**TASK INSTRUCTIONS:**
Revise the data from its first line through the line containing "- close-icon: [507, 258, 521, 277]", replacing "close-button" with "dismiss-button" and leaving everything else unchanged.

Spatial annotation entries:
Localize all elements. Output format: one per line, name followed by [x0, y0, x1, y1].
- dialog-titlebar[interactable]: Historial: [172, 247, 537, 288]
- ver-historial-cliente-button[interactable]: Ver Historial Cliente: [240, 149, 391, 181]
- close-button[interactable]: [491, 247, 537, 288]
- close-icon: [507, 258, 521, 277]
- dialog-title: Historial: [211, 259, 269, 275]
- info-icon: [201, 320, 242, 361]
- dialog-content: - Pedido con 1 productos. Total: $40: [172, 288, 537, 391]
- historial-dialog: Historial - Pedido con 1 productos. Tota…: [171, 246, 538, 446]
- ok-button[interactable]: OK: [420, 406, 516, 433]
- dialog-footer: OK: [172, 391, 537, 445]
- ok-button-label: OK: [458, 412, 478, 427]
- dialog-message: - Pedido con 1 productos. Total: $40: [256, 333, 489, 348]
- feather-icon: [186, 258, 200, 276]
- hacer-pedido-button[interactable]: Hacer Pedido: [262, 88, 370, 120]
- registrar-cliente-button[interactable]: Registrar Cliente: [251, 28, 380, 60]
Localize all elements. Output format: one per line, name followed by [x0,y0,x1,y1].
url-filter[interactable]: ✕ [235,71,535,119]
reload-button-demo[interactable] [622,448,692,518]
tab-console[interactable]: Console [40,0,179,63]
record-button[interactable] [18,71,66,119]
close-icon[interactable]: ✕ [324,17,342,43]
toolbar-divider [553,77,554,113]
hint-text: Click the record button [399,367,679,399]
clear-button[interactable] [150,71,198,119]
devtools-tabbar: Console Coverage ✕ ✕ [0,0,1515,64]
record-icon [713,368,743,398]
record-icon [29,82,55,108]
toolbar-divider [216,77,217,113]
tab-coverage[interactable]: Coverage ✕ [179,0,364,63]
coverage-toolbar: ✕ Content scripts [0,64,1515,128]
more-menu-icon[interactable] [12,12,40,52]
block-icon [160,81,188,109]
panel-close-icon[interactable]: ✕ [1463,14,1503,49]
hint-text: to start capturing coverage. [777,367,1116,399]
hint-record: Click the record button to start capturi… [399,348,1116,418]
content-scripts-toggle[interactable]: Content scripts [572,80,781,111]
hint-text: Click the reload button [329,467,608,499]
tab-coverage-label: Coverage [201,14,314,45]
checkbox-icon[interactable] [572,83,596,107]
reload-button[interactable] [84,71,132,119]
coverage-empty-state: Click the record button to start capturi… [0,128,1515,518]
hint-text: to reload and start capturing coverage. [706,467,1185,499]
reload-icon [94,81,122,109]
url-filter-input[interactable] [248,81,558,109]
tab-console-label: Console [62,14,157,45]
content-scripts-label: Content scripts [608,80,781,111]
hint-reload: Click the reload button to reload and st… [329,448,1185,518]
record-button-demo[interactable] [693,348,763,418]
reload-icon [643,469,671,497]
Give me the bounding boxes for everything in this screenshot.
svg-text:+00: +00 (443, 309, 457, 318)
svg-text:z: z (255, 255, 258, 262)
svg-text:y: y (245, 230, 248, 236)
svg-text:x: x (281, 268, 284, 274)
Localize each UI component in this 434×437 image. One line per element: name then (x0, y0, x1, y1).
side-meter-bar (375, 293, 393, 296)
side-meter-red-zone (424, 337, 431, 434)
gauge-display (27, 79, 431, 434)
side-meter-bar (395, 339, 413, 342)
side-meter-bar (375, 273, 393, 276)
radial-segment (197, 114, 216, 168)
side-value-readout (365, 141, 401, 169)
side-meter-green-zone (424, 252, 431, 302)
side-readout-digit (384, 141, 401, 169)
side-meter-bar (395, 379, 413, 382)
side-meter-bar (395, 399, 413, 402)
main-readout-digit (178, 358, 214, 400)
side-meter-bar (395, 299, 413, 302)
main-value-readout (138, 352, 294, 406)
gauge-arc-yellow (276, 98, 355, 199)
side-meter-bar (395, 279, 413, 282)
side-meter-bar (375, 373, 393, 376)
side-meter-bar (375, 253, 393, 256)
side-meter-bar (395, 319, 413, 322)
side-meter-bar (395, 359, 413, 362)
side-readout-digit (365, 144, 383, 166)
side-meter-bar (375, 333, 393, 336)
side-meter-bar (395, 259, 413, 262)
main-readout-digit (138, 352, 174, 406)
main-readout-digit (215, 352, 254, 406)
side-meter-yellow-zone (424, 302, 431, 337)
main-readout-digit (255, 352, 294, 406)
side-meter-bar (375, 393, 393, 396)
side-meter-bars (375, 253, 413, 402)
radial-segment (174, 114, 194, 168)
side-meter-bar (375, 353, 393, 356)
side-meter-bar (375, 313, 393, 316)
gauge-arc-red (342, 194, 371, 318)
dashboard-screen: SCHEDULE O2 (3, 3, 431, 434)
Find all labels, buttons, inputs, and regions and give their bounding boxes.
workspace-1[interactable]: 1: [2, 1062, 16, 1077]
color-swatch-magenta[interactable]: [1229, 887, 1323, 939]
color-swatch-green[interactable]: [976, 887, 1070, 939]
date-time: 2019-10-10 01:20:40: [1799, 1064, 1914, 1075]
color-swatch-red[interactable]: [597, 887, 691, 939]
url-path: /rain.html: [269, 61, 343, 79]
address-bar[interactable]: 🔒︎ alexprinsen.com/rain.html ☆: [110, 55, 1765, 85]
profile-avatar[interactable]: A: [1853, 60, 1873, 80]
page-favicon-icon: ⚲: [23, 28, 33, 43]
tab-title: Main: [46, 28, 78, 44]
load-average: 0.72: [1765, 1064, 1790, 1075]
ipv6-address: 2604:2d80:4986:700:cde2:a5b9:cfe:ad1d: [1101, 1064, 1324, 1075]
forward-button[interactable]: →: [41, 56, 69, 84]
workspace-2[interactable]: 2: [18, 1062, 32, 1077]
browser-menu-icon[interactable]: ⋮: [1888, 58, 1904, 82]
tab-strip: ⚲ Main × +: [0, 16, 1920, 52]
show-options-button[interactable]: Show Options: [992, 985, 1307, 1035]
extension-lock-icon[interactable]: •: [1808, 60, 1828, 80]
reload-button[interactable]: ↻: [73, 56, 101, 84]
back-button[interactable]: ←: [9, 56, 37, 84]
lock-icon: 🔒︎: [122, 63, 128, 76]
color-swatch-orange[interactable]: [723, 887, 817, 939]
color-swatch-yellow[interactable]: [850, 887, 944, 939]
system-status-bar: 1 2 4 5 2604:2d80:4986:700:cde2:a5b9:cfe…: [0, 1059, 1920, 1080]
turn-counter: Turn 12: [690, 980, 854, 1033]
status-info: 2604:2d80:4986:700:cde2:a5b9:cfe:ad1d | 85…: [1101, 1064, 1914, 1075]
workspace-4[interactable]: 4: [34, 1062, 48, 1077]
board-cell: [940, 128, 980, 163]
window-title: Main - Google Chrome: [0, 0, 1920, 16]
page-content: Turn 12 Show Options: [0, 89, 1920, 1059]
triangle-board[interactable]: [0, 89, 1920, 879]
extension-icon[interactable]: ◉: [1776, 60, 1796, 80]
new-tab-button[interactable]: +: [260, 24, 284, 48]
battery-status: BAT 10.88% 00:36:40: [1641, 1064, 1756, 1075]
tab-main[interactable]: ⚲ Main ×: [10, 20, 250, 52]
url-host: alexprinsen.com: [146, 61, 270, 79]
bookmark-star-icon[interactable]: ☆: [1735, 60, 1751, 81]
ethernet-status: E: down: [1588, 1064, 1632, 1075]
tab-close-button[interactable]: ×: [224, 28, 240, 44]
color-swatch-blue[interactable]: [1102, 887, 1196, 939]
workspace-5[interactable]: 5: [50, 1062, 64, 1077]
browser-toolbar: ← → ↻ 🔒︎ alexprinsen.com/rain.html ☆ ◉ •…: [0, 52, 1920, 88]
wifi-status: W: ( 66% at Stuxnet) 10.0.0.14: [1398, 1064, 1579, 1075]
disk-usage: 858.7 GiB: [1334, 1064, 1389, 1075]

**FINISHED EXERCISE:**
Localize all elements. Output format: one per line, name followed by [x0, y0, x1, y1].
- dialog-titlebar[interactable]: Historial: [172, 247, 537, 288]
- ver-historial-cliente-button[interactable]: Ver Historial Cliente: [240, 149, 391, 181]
- dismiss-button[interactable]: [491, 247, 537, 288]
- close-icon: [507, 258, 521, 277]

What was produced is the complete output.